Aim of the task: Write out the listing below in full and exactly, leaving out every picture.

----- Task inputs

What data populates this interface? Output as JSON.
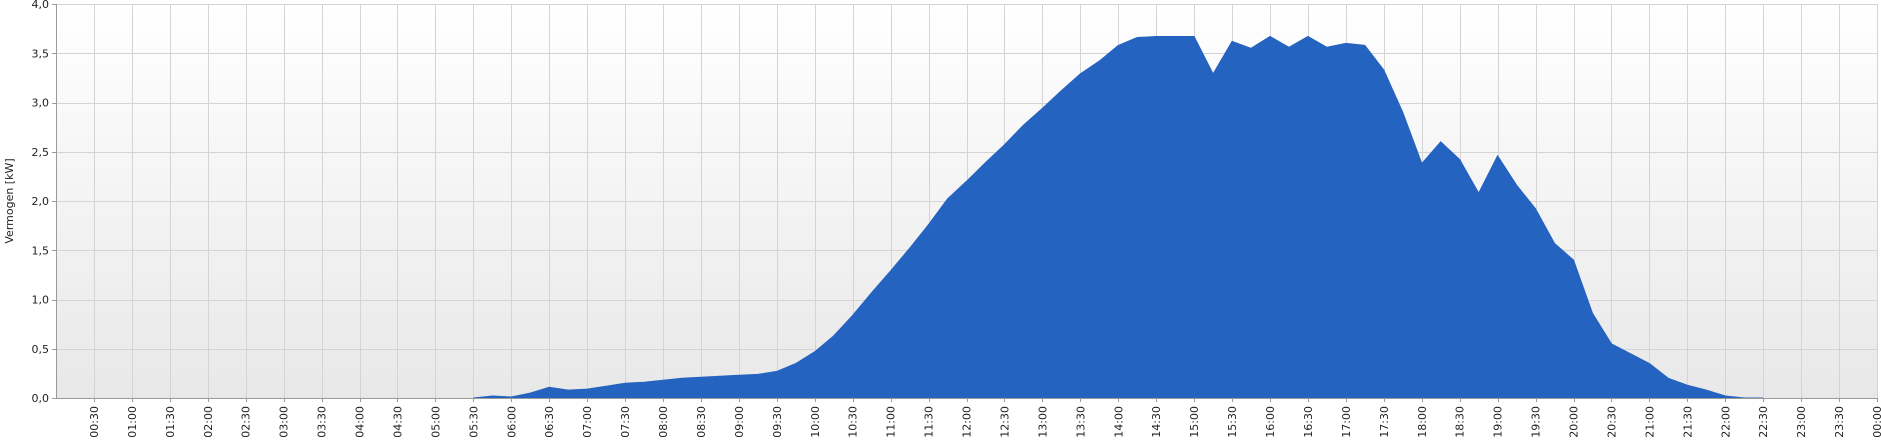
{
  "chart_data": {
    "type": "area",
    "ylabel": "Vermogen [kW]",
    "ylim": [
      0,
      4.0
    ],
    "yticks": [
      "0,0",
      "0,5",
      "1,0",
      "1,5",
      "2,0",
      "2,5",
      "3,0",
      "3,5",
      "4,0"
    ],
    "yticks_values": [
      0,
      0.5,
      1.0,
      1.5,
      2.0,
      2.5,
      3.0,
      3.5,
      4.0
    ],
    "xticks": [
      "00:30",
      "01:00",
      "01:30",
      "02:00",
      "02:30",
      "03:00",
      "03:30",
      "04:00",
      "04:30",
      "05:00",
      "05:30",
      "06:00",
      "06:30",
      "07:00",
      "07:30",
      "08:00",
      "08:30",
      "09:00",
      "09:30",
      "10:00",
      "10:30",
      "11:00",
      "11:30",
      "12:00",
      "12:30",
      "13:00",
      "13:30",
      "14:00",
      "14:30",
      "15:00",
      "15:30",
      "16:00",
      "16:30",
      "17:00",
      "17:30",
      "18:00",
      "18:30",
      "19:00",
      "19:30",
      "20:00",
      "20:30",
      "21:00",
      "21:30",
      "22:00",
      "22:30",
      "23:00",
      "23:30",
      "00:00"
    ],
    "grid": true,
    "colors": {
      "area": "#2563c0",
      "grid": "#d4d4d4",
      "axis": "#9a9a9a",
      "background_top": "#ffffff",
      "background_bottom": "#e8e8e8"
    },
    "series": [
      {
        "x": [
          "05:30",
          "05:45",
          "06:00",
          "06:15",
          "06:30",
          "06:45",
          "07:00",
          "07:15",
          "07:30",
          "07:45",
          "08:00",
          "08:15",
          "08:30",
          "08:45",
          "09:00",
          "09:15",
          "09:30",
          "09:45",
          "10:00",
          "10:15",
          "10:30",
          "10:45",
          "11:00",
          "11:15",
          "11:30",
          "11:45",
          "12:00",
          "12:15",
          "12:30",
          "12:45",
          "13:00",
          "13:15",
          "13:30",
          "13:45",
          "14:00",
          "14:15",
          "14:30",
          "14:45",
          "15:00",
          "15:15",
          "15:30",
          "15:45",
          "16:00",
          "16:15",
          "16:30",
          "16:45",
          "17:00",
          "17:15",
          "17:30",
          "17:45",
          "18:00",
          "18:15",
          "18:30",
          "18:45",
          "19:00",
          "19:15",
          "19:30",
          "19:45",
          "20:00",
          "20:15",
          "20:30",
          "20:45",
          "21:00",
          "21:15",
          "21:30",
          "21:45",
          "22:00",
          "22:15",
          "22:30"
        ],
        "values": [
          0.0,
          0.02,
          0.01,
          0.05,
          0.11,
          0.08,
          0.09,
          0.12,
          0.15,
          0.16,
          0.18,
          0.2,
          0.21,
          0.22,
          0.23,
          0.24,
          0.27,
          0.35,
          0.47,
          0.63,
          0.84,
          1.07,
          1.29,
          1.52,
          1.76,
          2.02,
          2.2,
          2.39,
          2.57,
          2.77,
          2.94,
          3.12,
          3.29,
          3.42,
          3.58,
          3.66,
          3.67,
          3.67,
          3.67,
          3.29,
          3.62,
          3.55,
          3.67,
          3.56,
          3.67,
          3.56,
          3.6,
          3.58,
          3.33,
          2.9,
          2.38,
          2.6,
          2.42,
          2.08,
          2.46,
          2.16,
          1.92,
          1.57,
          1.4,
          0.86,
          0.55,
          0.45,
          0.35,
          0.2,
          0.13,
          0.08,
          0.02,
          0.0,
          0.0
        ]
      }
    ]
  }
}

----------

Task result:
What data populates this interface? Output as JSON.
{
  "chart_data": {
    "type": "area",
    "ylabel": "Vermogen [kW]",
    "ylim": [
      0,
      4.0
    ],
    "yticks": [
      "0,0",
      "0,5",
      "1,0",
      "1,5",
      "2,0",
      "2,5",
      "3,0",
      "3,5",
      "4,0"
    ],
    "yticks_values": [
      0,
      0.5,
      1.0,
      1.5,
      2.0,
      2.5,
      3.0,
      3.5,
      4.0
    ],
    "xticks": [
      "00:30",
      "01:00",
      "01:30",
      "02:00",
      "02:30",
      "03:00",
      "03:30",
      "04:00",
      "04:30",
      "05:00",
      "05:30",
      "06:00",
      "06:30",
      "07:00",
      "07:30",
      "08:00",
      "08:30",
      "09:00",
      "09:30",
      "10:00",
      "10:30",
      "11:00",
      "11:30",
      "12:00",
      "12:30",
      "13:00",
      "13:30",
      "14:00",
      "14:30",
      "15:00",
      "15:30",
      "16:00",
      "16:30",
      "17:00",
      "17:30",
      "18:00",
      "18:30",
      "19:00",
      "19:30",
      "20:00",
      "20:30",
      "21:00",
      "21:30",
      "22:00",
      "22:30",
      "23:00",
      "23:30",
      "00:00"
    ],
    "grid": true,
    "colors": {
      "area": "#2563c0",
      "grid": "#d4d4d4",
      "axis": "#9a9a9a",
      "background_top": "#ffffff",
      "background_bottom": "#e8e8e8"
    },
    "series": [
      {
        "x": [
          "05:30",
          "05:45",
          "06:00",
          "06:15",
          "06:30",
          "06:45",
          "07:00",
          "07:15",
          "07:30",
          "07:45",
          "08:00",
          "08:15",
          "08:30",
          "08:45",
          "09:00",
          "09:15",
          "09:30",
          "09:45",
          "10:00",
          "10:15",
          "10:30",
          "10:45",
          "11:00",
          "11:15",
          "11:30",
          "11:45",
          "12:00",
          "12:15",
          "12:30",
          "12:45",
          "13:00",
          "13:15",
          "13:30",
          "13:45",
          "14:00",
          "14:15",
          "14:30",
          "14:45",
          "15:00",
          "15:15",
          "15:30",
          "15:45",
          "16:00",
          "16:15",
          "16:30",
          "16:45",
          "17:00",
          "17:15",
          "17:30",
          "17:45",
          "18:00",
          "18:15",
          "18:30",
          "18:45",
          "19:00",
          "19:15",
          "19:30",
          "19:45",
          "20:00",
          "20:15",
          "20:30",
          "20:45",
          "21:00",
          "21:15",
          "21:30",
          "21:45",
          "22:00",
          "22:15",
          "22:30"
        ],
        "values": [
          0.0,
          0.02,
          0.01,
          0.05,
          0.11,
          0.08,
          0.09,
          0.12,
          0.15,
          0.16,
          0.18,
          0.2,
          0.21,
          0.22,
          0.23,
          0.24,
          0.27,
          0.35,
          0.47,
          0.63,
          0.84,
          1.07,
          1.29,
          1.52,
          1.76,
          2.02,
          2.2,
          2.39,
          2.57,
          2.77,
          2.94,
          3.12,
          3.29,
          3.42,
          3.58,
          3.66,
          3.67,
          3.67,
          3.67,
          3.29,
          3.62,
          3.55,
          3.67,
          3.56,
          3.67,
          3.56,
          3.6,
          3.58,
          3.33,
          2.9,
          2.38,
          2.6,
          2.42,
          2.08,
          2.46,
          2.16,
          1.92,
          1.57,
          1.4,
          0.86,
          0.55,
          0.45,
          0.35,
          0.2,
          0.13,
          0.08,
          0.02,
          0.0,
          0.0
        ]
      }
    ]
  }
}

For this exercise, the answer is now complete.